Work instructions ▸ Go through the records and copy each line where the word "Truth" occurs.

— Begin Given information —

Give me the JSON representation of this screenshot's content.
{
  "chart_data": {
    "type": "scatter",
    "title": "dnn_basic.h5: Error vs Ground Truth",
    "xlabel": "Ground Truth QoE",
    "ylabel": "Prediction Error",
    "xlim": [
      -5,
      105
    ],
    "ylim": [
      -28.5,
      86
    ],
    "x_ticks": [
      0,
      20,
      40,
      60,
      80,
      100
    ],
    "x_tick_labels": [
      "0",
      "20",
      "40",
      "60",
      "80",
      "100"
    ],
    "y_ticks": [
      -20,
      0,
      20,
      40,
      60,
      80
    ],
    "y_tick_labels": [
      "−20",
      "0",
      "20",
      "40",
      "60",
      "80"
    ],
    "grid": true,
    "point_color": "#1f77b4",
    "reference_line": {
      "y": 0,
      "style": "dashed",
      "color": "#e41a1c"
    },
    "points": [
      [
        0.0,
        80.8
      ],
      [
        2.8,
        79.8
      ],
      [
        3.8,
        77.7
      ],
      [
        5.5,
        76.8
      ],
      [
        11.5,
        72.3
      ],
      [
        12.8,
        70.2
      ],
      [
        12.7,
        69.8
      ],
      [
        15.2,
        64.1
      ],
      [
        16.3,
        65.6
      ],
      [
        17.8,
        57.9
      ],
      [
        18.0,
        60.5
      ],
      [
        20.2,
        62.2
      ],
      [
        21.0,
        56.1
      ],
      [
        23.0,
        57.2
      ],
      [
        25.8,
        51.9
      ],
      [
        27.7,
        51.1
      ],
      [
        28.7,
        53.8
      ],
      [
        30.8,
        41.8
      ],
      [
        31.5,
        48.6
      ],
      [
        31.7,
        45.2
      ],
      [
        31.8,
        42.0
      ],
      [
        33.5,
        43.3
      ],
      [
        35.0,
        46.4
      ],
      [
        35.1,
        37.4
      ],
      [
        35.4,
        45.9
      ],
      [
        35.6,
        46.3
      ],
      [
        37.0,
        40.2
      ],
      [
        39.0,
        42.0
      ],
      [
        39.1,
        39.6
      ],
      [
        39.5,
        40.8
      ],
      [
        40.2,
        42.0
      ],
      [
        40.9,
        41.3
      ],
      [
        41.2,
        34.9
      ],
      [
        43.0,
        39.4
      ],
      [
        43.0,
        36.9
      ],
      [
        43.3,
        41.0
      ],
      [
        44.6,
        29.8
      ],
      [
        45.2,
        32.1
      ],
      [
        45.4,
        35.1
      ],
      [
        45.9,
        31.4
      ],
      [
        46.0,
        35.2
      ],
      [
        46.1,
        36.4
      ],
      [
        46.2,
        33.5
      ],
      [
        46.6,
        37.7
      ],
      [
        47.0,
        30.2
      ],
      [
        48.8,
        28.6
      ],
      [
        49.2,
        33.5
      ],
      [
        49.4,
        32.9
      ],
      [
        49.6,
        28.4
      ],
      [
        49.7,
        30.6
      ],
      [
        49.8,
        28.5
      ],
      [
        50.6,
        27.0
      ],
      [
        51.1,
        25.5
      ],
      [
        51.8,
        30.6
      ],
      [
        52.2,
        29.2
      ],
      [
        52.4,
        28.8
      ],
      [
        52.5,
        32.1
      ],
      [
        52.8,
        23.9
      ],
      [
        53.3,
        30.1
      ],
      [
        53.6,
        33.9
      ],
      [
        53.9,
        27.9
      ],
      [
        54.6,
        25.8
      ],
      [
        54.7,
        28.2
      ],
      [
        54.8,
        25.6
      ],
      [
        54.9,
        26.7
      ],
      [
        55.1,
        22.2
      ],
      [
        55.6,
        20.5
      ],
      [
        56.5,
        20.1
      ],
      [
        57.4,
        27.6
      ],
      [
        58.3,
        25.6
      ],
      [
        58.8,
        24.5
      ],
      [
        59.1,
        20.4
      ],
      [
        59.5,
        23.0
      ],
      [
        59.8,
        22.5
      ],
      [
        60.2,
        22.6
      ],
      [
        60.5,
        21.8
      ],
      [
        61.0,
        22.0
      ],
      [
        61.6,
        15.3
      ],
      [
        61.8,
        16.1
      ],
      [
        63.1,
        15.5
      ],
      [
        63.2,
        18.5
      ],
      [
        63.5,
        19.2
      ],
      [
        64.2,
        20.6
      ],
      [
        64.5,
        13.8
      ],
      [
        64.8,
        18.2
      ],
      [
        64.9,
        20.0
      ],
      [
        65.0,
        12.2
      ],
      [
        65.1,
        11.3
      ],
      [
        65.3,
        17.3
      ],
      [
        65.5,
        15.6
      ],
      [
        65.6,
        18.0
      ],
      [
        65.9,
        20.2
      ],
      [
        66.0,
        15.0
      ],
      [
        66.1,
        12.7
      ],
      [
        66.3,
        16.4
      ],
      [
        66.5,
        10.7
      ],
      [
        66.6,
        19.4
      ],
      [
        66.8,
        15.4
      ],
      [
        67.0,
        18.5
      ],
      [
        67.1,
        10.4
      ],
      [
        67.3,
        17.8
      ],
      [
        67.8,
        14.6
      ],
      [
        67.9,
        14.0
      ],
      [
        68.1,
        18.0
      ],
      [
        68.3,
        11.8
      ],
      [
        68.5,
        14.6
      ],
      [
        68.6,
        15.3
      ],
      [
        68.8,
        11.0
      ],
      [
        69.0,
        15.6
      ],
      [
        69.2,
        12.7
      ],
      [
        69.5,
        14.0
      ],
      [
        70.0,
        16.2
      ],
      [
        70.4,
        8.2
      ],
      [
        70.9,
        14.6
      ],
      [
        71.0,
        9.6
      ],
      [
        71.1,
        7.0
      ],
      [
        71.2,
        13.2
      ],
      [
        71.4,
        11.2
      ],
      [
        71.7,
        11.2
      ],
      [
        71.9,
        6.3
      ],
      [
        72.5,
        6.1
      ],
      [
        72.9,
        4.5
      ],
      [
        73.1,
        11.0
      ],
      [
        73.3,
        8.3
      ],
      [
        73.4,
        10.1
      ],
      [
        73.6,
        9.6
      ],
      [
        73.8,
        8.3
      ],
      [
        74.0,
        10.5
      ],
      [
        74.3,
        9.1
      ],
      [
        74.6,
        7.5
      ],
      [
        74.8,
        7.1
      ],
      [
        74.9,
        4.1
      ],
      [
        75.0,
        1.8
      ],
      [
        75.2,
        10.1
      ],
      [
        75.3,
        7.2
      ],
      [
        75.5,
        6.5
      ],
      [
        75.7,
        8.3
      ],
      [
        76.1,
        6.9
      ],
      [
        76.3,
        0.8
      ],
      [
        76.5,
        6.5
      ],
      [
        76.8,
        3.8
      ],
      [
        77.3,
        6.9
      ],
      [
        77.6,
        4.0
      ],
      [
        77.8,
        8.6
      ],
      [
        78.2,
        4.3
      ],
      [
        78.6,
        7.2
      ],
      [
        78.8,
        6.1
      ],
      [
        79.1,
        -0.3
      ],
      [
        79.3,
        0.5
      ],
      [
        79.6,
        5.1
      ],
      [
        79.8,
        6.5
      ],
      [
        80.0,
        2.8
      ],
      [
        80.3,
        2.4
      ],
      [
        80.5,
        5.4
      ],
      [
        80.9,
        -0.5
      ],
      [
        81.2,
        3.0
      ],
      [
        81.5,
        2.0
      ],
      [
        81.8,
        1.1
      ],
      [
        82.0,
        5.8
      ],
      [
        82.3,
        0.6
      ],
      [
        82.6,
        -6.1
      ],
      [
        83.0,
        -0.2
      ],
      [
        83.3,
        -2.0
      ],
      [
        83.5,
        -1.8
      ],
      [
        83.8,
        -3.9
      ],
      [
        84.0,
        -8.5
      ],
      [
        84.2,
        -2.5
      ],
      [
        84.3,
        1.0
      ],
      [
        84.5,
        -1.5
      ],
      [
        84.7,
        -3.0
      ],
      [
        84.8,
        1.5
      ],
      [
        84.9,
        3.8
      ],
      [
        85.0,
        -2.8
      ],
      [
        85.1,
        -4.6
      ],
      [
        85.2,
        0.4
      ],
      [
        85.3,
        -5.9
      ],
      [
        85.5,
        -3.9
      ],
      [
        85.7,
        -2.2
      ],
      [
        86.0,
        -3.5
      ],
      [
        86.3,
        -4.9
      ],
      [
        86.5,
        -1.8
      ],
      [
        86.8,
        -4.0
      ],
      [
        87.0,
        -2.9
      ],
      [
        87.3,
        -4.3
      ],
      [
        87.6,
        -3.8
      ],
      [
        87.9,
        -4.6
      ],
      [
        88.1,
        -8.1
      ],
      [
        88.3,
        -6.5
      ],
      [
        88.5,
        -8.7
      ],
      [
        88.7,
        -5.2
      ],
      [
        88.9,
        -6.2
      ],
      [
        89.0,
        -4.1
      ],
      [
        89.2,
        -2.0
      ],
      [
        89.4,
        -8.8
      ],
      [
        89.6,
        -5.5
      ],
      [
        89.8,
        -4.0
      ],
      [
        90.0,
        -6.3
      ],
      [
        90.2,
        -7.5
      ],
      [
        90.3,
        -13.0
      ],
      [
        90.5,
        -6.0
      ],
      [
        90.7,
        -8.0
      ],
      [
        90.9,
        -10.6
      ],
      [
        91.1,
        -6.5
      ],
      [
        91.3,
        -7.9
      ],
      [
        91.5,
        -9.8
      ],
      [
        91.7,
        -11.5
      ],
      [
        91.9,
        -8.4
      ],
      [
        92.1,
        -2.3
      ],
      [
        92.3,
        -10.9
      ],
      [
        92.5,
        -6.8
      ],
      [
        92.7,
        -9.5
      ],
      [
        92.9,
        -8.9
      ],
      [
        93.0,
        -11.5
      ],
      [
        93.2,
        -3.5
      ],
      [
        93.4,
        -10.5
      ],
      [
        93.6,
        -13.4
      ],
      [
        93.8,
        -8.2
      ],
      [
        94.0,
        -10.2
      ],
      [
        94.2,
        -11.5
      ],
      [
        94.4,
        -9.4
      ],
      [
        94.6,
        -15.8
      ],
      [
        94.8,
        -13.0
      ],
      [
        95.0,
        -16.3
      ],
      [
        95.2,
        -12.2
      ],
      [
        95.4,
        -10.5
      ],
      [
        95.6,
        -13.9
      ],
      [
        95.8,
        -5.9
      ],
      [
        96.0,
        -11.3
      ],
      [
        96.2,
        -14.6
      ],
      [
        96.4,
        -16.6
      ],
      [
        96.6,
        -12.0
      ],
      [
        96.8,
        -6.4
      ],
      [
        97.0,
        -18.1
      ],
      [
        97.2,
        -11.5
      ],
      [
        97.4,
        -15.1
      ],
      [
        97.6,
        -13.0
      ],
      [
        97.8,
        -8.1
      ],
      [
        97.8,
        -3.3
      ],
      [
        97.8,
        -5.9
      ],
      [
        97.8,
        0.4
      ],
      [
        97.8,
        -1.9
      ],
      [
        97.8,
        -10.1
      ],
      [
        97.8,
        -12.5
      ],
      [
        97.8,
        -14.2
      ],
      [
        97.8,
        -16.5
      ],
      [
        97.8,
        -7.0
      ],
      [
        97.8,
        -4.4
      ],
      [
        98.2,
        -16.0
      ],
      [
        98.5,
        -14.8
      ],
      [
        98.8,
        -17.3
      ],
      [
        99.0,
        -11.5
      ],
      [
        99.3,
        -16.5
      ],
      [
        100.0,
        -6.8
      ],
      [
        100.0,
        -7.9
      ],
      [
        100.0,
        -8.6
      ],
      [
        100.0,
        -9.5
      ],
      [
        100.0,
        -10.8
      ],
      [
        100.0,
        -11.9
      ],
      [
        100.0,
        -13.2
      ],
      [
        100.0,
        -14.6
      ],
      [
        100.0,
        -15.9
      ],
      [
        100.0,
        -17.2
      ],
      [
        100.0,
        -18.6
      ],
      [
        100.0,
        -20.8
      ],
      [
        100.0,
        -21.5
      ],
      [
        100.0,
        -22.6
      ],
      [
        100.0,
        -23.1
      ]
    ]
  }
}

— End Given information —

Exercise response ▸
    "title": "dnn_basic.h5: Error vs Ground Truth",
    "xlabel": "Ground Truth QoE",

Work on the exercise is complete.